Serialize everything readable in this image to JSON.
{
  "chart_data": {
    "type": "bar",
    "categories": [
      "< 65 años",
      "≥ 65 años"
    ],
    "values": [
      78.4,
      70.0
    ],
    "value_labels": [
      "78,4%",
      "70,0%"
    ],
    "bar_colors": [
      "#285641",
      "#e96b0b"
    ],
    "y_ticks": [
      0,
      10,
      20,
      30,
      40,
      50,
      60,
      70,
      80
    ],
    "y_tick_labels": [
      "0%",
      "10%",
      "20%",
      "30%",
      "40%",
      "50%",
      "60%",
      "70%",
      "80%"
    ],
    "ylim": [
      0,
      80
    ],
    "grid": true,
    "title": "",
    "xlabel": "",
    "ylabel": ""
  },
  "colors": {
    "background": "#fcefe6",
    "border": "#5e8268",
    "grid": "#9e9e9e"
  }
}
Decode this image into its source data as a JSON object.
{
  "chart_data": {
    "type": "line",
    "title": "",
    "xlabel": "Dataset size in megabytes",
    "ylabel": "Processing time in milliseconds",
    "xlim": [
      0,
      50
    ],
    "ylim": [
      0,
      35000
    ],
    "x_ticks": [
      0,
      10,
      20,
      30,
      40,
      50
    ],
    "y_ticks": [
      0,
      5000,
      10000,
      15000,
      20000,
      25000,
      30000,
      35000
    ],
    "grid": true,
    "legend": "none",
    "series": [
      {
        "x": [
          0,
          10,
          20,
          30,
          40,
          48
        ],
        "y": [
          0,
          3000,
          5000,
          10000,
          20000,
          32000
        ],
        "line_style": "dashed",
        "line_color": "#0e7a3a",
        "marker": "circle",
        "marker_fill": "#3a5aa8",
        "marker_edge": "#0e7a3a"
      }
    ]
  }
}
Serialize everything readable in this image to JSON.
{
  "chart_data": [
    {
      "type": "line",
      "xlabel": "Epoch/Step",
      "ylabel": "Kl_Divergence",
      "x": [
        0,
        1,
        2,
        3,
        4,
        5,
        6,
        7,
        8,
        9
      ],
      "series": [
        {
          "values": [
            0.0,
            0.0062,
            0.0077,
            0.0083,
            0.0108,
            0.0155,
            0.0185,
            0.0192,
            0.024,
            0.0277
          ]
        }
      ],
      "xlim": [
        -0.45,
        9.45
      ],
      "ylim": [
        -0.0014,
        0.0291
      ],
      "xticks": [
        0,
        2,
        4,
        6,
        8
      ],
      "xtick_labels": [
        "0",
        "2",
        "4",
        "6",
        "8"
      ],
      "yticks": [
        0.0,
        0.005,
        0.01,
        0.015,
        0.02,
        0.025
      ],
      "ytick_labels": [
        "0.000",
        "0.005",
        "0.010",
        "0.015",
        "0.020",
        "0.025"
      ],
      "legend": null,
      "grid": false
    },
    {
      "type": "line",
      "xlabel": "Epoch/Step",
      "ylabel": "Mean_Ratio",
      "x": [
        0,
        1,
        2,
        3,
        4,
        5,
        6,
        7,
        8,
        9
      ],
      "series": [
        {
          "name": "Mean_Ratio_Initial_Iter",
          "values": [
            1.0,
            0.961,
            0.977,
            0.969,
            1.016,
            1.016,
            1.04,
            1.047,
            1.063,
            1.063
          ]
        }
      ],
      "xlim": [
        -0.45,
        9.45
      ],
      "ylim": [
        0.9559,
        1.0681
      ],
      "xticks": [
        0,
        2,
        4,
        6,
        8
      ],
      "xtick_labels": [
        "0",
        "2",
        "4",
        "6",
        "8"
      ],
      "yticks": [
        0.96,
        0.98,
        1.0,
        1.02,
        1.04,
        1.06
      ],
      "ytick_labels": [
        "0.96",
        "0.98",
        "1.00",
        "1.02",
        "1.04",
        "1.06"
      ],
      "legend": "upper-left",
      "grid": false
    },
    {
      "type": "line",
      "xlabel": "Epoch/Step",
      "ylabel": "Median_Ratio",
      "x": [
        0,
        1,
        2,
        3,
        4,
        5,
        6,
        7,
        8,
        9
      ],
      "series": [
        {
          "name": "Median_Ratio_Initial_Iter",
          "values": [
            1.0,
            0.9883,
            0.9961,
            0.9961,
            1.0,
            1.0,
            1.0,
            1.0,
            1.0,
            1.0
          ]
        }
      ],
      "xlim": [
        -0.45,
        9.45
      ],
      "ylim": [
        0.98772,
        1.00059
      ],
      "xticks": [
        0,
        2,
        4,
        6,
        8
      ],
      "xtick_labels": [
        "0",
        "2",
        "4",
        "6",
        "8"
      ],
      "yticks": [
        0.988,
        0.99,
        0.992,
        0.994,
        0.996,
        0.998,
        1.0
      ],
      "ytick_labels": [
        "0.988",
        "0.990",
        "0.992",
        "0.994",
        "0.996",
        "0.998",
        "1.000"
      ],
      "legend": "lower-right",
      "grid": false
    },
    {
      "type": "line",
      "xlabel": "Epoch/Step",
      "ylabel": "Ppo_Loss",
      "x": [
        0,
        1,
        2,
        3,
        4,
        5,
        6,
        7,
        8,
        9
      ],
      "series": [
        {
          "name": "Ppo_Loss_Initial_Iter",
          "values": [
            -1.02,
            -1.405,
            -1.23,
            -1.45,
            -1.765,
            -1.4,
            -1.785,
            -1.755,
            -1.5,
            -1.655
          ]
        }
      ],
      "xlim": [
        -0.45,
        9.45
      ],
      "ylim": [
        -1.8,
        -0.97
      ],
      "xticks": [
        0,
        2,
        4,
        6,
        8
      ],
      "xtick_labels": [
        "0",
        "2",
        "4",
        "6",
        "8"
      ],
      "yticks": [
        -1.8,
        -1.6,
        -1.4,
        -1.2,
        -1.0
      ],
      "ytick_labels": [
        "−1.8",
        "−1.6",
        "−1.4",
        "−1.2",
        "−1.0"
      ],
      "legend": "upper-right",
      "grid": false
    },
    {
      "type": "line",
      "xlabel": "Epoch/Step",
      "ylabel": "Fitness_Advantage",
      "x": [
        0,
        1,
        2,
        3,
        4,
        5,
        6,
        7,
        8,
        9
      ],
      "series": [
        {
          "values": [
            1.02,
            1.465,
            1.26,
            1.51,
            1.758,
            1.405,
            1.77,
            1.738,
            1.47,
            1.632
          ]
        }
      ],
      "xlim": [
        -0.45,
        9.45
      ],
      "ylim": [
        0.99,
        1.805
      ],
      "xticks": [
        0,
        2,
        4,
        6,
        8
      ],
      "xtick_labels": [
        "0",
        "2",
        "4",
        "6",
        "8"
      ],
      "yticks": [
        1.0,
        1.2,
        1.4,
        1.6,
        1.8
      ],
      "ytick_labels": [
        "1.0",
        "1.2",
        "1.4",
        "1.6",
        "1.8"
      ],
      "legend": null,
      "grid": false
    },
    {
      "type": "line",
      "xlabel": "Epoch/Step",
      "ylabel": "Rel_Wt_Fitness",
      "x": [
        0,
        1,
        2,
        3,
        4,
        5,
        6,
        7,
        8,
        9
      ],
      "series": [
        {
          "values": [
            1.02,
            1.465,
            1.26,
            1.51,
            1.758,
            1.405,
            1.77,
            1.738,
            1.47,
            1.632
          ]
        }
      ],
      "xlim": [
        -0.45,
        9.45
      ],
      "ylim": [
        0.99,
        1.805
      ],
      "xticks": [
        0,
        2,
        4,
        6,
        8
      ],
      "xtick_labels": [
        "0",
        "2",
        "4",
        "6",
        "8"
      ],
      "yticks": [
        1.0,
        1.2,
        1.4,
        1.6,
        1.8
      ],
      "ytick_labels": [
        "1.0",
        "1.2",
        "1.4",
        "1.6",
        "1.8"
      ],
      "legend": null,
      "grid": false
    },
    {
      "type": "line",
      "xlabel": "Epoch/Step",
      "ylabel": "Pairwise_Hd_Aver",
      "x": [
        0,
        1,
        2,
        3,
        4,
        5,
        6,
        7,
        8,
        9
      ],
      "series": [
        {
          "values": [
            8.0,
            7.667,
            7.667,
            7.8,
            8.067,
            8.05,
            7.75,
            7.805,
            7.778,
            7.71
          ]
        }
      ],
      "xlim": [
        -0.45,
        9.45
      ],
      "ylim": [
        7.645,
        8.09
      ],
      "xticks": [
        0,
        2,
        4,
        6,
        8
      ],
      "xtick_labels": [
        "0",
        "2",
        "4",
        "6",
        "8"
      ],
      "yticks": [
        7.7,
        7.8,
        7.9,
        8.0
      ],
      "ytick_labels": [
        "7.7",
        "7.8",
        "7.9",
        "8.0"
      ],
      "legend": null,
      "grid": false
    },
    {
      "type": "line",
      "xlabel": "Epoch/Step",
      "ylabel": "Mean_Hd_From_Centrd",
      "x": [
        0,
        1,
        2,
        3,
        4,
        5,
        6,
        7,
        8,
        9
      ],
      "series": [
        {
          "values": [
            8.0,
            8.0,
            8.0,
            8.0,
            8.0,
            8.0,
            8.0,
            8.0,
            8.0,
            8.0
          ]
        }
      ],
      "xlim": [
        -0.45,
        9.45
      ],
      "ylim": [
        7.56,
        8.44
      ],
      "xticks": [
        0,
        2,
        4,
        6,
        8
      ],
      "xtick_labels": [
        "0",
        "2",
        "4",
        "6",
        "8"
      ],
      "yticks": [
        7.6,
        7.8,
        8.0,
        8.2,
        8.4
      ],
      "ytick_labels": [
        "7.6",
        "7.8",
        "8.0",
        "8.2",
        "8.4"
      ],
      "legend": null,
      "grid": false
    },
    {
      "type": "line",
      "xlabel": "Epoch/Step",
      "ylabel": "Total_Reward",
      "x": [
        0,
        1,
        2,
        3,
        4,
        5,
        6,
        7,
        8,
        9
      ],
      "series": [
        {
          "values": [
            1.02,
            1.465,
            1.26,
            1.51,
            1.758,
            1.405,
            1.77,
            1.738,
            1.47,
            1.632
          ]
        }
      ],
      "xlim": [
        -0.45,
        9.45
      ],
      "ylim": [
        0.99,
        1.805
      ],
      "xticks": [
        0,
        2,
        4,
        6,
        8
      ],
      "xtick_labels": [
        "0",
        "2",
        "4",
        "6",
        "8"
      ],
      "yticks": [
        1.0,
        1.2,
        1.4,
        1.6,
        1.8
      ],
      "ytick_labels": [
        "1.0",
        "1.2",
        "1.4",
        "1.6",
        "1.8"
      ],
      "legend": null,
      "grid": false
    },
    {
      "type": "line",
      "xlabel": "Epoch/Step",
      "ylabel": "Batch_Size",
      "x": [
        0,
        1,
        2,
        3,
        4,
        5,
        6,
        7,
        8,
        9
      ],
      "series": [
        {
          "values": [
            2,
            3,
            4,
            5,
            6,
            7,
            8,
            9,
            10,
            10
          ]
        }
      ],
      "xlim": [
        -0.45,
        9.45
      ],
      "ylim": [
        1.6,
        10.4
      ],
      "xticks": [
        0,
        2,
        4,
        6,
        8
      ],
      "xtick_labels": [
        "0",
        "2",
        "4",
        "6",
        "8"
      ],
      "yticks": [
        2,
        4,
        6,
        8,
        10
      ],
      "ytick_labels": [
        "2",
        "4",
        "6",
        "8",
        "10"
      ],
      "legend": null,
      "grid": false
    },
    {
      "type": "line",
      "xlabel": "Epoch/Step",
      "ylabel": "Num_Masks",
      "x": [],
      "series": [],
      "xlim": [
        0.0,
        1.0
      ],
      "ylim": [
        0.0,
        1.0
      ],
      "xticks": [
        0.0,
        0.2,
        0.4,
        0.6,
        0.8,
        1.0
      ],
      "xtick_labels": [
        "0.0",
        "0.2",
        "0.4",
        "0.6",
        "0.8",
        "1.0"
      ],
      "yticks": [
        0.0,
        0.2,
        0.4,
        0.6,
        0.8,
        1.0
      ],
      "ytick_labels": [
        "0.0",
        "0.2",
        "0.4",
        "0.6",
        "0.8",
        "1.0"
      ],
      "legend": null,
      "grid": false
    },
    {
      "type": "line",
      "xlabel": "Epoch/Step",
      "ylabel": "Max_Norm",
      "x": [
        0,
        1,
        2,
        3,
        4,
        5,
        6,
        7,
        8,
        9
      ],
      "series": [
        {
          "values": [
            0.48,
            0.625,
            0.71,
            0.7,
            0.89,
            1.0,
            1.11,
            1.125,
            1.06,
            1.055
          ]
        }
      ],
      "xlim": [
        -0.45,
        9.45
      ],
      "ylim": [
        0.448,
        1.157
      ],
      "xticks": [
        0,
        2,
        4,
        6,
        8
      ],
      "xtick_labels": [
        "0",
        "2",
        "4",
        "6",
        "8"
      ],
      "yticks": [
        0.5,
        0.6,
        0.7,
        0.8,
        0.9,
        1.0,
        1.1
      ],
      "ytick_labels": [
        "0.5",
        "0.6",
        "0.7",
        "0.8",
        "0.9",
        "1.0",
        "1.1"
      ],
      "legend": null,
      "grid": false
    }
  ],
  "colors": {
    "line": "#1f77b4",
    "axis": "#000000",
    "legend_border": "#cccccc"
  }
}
--
Show the lines of the material that contain the word "name".

→ **WRITTEN RESPONSE**
          "name": "Mean_Ratio_Initial_Iter",
          "name": "Median_Ratio_Initial_Iter",
          "name": "Ppo_Loss_Initial_Iter",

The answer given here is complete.